● Data shown:

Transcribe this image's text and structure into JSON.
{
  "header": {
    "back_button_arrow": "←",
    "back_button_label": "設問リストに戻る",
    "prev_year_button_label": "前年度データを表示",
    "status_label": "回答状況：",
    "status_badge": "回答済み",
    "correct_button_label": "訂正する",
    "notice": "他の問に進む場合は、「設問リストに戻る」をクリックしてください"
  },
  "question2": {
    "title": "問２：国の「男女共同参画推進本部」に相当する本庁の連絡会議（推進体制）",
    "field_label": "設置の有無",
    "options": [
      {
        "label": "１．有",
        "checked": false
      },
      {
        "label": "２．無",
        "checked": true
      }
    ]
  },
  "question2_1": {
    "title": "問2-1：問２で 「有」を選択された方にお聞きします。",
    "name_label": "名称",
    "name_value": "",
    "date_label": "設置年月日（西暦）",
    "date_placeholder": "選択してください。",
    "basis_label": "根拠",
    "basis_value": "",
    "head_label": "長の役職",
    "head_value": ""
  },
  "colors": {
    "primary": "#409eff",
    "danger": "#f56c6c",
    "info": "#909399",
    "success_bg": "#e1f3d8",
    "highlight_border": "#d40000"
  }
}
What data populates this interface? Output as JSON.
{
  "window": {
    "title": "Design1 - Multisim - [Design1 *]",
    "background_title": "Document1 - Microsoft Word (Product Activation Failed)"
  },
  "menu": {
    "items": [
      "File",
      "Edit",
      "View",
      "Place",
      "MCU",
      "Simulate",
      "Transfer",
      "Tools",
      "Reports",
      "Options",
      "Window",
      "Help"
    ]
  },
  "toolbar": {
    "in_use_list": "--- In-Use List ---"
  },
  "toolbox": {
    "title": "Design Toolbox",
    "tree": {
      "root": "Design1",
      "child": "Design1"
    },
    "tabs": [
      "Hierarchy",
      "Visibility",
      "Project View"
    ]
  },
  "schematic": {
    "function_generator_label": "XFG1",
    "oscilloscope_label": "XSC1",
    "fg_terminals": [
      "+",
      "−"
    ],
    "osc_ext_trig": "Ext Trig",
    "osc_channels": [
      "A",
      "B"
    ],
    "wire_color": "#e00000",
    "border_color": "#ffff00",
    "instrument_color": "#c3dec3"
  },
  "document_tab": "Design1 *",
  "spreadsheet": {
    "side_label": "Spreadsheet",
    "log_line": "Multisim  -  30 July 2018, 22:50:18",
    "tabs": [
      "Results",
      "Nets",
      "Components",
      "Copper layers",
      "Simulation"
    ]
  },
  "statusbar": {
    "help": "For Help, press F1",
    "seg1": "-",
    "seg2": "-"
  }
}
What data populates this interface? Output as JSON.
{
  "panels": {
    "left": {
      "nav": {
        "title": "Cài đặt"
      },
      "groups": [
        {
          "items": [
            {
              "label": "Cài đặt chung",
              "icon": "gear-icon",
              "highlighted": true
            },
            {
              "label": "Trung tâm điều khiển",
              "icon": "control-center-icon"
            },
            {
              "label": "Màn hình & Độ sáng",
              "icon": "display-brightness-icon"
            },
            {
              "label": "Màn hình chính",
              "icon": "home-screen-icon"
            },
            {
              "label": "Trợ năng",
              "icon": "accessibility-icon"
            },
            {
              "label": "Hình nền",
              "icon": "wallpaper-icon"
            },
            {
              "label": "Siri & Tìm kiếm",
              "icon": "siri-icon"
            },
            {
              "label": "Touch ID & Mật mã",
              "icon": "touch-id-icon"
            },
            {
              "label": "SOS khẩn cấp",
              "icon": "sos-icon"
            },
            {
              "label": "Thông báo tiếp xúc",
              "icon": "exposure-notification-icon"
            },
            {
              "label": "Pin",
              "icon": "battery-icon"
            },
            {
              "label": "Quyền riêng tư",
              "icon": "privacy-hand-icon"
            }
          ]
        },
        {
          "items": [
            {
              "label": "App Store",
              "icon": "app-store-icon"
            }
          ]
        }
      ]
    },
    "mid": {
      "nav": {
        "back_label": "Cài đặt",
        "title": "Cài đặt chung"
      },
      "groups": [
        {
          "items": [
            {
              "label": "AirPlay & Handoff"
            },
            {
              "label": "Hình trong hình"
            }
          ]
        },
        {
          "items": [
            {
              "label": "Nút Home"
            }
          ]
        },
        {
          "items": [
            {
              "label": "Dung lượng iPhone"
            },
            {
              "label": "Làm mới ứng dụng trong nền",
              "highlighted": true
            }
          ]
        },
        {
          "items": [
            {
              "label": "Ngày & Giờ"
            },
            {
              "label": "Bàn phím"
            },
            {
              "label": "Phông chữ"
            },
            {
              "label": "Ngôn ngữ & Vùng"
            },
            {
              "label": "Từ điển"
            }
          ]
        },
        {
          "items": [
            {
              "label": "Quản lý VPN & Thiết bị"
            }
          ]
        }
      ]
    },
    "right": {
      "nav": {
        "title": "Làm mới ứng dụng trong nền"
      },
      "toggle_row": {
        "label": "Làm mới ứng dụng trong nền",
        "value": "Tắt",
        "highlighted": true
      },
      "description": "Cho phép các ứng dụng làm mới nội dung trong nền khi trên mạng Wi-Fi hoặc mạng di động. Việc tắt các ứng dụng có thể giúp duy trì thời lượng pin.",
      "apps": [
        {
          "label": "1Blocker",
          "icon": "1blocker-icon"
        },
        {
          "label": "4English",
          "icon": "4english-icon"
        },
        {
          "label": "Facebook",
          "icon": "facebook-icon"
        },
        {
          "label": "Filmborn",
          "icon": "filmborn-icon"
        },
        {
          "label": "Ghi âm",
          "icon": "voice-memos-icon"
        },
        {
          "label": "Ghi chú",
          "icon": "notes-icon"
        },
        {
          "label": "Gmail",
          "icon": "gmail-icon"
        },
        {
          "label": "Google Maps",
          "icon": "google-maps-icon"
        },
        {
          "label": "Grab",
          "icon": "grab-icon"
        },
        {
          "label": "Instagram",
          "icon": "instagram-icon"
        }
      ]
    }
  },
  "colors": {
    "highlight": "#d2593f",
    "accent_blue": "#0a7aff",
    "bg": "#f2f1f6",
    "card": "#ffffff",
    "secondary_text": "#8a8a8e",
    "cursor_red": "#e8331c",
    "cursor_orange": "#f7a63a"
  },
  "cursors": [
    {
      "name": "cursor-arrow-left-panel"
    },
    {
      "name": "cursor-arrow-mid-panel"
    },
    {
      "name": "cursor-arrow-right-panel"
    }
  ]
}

● Given problem:
All lines holding the word "設問リストに戻る" should be picked out and copied.

● Answer for this exercise:
    "back_button_label": "設問リストに戻る",
    "notice": "他の問に進む場合は、「設問リストに戻る」をクリックしてください"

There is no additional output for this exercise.